Task: Lines that contain the string "into" are to be copied; leave out all others.

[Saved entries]
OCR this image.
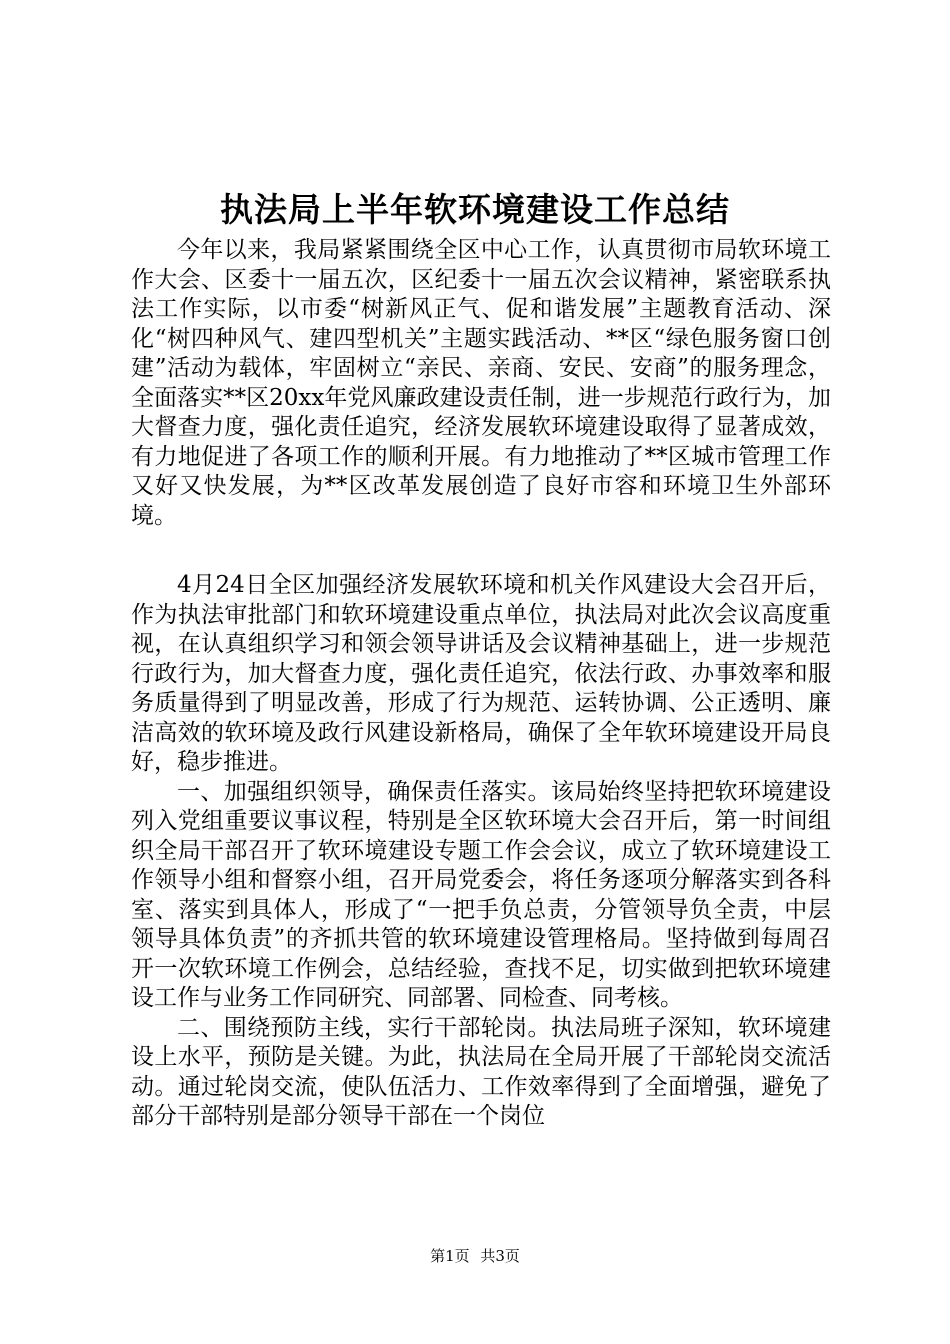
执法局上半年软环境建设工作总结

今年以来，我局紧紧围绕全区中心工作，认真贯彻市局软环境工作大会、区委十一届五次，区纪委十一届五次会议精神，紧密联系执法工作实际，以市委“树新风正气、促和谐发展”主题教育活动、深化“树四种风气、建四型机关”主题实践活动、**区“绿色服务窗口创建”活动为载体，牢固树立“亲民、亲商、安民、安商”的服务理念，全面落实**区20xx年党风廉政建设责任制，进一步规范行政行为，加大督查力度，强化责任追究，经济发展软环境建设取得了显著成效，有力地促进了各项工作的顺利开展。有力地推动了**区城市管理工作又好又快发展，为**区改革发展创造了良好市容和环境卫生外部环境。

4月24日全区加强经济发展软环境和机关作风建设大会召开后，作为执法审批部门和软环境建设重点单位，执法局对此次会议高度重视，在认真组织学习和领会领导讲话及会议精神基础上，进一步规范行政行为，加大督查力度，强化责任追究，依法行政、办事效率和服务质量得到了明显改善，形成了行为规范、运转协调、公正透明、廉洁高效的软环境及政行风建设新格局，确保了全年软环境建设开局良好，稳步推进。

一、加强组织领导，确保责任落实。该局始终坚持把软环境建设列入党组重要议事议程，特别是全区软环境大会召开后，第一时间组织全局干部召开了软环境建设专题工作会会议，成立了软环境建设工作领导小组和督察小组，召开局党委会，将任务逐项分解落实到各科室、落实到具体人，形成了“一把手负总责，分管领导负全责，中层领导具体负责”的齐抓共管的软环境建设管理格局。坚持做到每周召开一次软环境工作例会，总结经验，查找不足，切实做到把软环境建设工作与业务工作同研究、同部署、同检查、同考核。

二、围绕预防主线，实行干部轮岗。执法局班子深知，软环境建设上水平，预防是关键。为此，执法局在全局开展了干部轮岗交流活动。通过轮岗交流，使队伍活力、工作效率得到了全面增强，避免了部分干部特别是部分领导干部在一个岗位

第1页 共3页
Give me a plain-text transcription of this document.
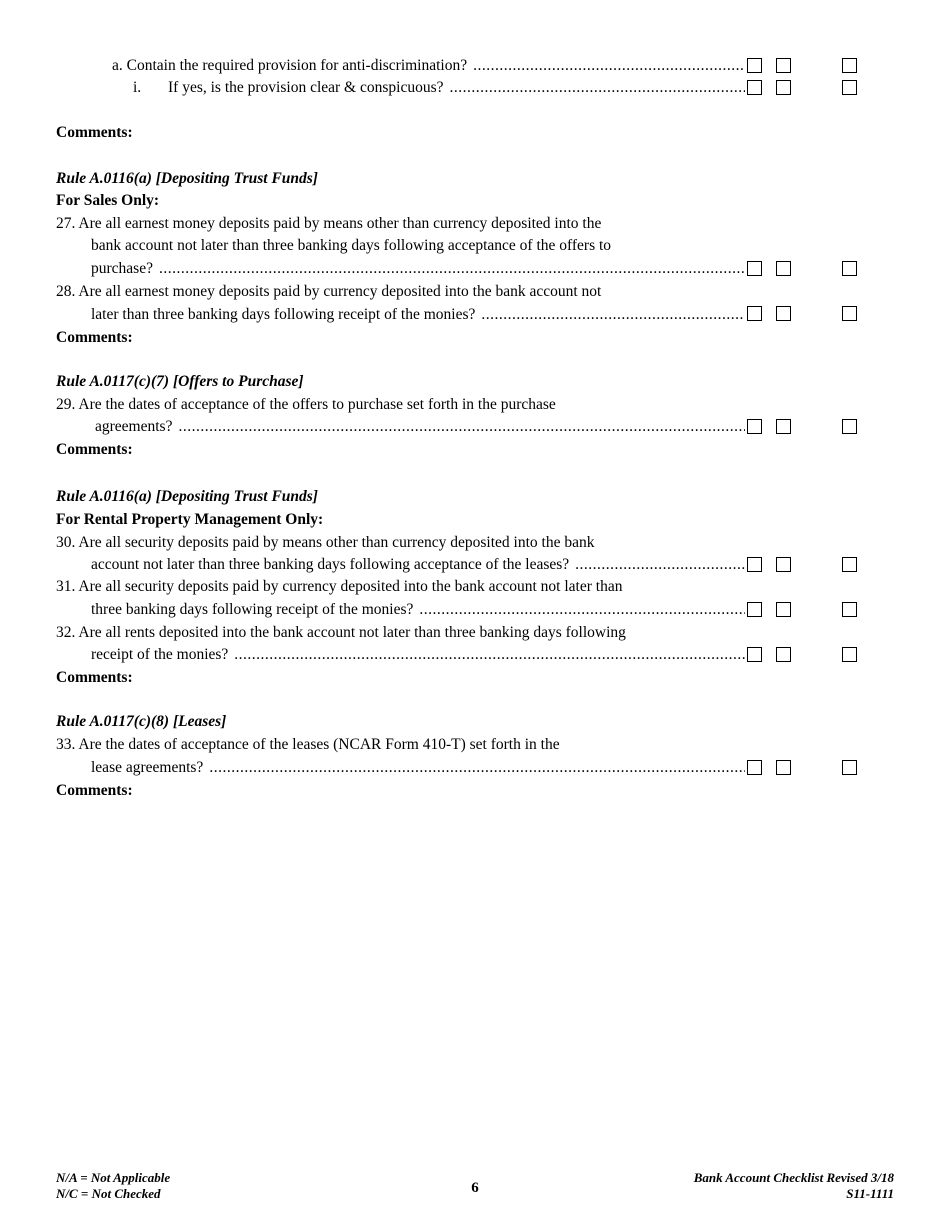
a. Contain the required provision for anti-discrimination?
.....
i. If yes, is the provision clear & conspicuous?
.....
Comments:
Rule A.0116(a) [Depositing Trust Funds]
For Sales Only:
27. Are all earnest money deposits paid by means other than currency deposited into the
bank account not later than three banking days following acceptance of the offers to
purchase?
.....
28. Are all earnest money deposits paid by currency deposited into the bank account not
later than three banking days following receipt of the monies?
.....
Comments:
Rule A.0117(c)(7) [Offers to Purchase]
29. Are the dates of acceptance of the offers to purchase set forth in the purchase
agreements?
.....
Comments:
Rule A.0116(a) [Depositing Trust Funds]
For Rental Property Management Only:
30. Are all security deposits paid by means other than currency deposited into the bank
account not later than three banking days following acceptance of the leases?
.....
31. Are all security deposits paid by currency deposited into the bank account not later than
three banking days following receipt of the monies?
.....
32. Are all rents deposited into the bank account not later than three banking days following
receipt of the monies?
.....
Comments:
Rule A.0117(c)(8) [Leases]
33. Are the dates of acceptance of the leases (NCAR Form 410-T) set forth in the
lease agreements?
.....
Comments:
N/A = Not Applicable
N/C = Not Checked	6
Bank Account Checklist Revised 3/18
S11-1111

Solution:
27. Are all earnest money deposits paid by means other than currency deposited into the
28. Are all earnest money deposits paid by currency deposited into the bank account not
30. Are all security deposits paid by means other than currency deposited into the bank
31. Are all security deposits paid by currency deposited into the bank account not later than
32. Are all rents deposited into the bank account not later than three banking days following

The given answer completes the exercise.